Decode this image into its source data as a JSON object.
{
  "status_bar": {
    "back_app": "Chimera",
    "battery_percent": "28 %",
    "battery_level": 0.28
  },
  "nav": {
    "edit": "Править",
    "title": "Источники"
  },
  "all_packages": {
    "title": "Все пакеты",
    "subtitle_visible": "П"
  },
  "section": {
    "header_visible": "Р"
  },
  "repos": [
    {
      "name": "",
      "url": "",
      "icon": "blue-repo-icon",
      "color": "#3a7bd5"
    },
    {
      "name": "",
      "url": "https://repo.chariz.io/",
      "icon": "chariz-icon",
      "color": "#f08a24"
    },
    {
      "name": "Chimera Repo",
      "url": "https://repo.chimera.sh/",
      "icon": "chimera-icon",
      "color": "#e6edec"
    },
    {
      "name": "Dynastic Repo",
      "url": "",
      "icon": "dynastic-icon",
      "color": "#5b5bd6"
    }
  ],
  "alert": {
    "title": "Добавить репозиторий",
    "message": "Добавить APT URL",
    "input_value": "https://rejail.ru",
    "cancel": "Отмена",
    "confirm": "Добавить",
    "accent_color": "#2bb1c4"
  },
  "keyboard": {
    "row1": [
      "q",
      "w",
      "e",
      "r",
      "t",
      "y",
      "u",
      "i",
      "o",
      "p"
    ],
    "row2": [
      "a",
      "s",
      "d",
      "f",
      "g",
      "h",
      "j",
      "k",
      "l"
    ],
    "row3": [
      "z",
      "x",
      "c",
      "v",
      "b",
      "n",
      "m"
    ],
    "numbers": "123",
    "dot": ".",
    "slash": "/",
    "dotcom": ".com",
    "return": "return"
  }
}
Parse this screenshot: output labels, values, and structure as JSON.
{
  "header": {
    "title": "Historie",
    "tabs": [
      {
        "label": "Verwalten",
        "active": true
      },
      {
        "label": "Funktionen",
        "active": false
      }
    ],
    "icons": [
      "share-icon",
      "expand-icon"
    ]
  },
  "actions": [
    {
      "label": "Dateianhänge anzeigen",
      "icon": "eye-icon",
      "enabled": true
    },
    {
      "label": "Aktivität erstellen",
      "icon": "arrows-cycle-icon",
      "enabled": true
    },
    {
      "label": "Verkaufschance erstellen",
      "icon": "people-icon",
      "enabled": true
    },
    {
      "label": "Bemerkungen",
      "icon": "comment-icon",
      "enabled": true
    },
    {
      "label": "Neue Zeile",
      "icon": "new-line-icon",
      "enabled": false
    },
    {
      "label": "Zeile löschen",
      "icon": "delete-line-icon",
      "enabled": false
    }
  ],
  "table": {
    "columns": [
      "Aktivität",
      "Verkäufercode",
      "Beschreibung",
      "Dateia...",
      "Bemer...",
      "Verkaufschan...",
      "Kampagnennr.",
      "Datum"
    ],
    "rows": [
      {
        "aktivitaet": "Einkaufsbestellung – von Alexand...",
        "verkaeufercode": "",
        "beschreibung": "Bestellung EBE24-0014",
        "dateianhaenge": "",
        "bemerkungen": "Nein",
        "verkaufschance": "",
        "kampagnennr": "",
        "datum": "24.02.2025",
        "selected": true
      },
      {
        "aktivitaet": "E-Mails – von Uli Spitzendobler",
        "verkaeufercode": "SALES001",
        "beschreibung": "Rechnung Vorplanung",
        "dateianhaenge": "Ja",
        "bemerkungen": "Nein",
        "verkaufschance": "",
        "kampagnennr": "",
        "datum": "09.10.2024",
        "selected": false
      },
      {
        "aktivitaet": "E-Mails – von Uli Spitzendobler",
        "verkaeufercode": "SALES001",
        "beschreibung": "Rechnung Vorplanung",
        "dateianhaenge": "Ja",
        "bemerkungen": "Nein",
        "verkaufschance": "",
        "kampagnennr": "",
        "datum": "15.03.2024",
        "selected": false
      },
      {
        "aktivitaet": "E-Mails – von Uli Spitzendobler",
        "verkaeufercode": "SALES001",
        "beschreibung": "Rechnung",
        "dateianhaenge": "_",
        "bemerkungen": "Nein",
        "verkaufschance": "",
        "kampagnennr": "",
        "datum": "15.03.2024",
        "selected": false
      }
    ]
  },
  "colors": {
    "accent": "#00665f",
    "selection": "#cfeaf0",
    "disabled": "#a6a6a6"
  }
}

The task
Every line that holds the word "erstellen" should be extracted.

Expected output
      "label": "Aktivität erstellen",
      "label": "Verkaufschance erstellen",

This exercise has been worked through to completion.